- _Given records_:
**********

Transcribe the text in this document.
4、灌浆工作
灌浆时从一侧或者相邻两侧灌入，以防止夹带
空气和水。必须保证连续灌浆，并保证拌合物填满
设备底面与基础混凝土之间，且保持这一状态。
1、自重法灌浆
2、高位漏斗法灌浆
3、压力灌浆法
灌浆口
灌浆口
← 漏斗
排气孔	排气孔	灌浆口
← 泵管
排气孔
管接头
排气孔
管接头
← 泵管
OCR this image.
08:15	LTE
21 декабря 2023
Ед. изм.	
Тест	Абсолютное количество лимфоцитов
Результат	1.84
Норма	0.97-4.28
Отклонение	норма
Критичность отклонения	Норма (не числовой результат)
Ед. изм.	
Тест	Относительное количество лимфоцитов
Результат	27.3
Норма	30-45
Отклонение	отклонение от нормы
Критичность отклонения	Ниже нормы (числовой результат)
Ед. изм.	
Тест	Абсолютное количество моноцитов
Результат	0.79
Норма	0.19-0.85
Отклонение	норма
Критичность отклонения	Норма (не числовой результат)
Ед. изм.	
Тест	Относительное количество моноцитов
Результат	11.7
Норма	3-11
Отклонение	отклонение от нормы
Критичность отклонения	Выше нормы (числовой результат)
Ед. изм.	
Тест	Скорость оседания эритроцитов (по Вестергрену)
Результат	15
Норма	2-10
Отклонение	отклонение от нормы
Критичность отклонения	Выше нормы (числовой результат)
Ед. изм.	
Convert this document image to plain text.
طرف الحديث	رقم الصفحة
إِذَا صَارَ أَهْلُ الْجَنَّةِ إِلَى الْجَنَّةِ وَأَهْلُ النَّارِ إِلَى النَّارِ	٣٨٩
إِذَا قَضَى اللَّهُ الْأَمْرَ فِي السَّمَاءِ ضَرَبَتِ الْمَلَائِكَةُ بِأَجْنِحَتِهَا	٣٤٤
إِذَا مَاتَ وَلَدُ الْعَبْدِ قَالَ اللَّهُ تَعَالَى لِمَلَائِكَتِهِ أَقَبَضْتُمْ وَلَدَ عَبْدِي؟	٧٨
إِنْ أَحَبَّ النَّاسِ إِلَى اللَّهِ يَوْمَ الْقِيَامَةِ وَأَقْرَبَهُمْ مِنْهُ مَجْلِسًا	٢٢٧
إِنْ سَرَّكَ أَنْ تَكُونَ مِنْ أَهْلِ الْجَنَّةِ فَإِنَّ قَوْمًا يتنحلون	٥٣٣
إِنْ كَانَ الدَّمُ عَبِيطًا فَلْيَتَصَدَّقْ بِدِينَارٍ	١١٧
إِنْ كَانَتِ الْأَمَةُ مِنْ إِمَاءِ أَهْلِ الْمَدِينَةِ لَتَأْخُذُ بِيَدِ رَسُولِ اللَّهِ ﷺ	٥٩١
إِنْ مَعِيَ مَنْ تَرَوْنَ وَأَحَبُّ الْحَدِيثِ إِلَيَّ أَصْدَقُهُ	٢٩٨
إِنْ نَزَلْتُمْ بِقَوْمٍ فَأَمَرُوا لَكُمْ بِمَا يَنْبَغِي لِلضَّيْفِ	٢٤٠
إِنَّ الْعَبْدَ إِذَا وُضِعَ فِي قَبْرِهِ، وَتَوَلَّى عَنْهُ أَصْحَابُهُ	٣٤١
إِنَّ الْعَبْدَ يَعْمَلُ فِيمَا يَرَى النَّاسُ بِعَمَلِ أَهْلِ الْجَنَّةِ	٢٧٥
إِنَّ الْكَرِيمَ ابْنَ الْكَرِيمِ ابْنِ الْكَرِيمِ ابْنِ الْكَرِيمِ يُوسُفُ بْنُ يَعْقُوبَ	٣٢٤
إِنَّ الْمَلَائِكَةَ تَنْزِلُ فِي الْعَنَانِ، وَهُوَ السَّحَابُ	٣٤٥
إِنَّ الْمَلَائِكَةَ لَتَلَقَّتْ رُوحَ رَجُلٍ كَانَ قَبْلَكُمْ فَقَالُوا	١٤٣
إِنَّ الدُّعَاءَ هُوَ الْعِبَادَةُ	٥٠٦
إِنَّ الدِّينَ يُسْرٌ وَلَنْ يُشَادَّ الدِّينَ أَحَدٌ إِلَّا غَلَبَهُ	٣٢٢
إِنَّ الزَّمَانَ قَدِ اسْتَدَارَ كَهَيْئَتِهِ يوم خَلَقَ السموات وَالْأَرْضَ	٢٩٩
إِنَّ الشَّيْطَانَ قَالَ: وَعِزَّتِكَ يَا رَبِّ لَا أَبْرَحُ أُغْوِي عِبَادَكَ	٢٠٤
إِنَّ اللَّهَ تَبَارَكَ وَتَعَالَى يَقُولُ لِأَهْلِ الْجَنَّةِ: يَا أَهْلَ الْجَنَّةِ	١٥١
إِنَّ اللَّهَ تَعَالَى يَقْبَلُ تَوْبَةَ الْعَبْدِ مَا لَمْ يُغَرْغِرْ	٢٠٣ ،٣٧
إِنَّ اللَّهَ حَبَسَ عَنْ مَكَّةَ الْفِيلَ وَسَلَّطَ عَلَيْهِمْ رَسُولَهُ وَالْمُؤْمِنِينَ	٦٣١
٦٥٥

**********

Using the entries above, find all lines with "Тест". Copy them.

- _Exercise answer_:
Тест	Абсолютное количество лимфоцитов
Тест	Относительное количество лимфоцитов
Тест	Абсолютное количество моноцитов
Тест	Относительное количество моноцитов
Тест	Скорость оседания эритроцитов (по Вестергрену)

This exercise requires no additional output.